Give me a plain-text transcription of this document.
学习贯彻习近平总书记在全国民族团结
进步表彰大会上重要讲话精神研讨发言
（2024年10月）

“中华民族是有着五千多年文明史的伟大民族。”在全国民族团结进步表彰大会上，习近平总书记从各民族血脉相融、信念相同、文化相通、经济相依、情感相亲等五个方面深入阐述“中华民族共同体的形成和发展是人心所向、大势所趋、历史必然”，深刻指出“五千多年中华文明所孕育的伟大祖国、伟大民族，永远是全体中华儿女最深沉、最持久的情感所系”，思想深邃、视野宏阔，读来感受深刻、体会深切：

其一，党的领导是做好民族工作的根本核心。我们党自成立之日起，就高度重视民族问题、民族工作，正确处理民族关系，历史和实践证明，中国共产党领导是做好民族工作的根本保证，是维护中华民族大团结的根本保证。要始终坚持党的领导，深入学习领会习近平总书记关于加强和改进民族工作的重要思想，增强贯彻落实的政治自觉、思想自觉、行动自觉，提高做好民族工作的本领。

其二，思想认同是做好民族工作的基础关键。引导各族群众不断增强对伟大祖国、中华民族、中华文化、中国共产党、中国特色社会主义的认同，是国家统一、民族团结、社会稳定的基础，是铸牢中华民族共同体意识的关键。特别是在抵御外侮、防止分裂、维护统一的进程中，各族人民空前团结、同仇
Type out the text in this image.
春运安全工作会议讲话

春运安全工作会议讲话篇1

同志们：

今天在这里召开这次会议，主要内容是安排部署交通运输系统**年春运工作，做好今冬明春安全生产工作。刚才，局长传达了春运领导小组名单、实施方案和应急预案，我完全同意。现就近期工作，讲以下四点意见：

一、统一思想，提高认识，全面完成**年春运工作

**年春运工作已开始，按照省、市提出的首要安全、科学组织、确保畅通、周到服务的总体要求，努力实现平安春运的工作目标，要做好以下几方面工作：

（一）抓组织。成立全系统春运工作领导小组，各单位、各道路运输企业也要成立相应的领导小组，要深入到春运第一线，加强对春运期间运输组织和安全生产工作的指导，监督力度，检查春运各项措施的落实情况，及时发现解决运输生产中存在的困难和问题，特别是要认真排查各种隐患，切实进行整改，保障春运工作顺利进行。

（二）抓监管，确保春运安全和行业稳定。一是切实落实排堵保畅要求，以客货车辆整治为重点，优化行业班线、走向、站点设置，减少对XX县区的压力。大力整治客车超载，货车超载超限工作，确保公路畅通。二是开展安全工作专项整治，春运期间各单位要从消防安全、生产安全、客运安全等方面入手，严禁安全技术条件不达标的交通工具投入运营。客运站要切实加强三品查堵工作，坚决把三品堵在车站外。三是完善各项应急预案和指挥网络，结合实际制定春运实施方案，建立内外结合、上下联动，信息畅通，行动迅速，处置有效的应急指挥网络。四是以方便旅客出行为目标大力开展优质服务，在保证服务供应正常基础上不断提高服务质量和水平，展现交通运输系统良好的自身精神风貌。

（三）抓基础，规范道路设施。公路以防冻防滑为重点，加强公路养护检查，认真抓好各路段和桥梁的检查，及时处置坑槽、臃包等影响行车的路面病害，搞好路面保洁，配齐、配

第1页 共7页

### Directions
Scan the entries above. Copy each line that has the string "text".

### Correct answer
Give me a plain-text transcription of this document.
Type out the text in this image.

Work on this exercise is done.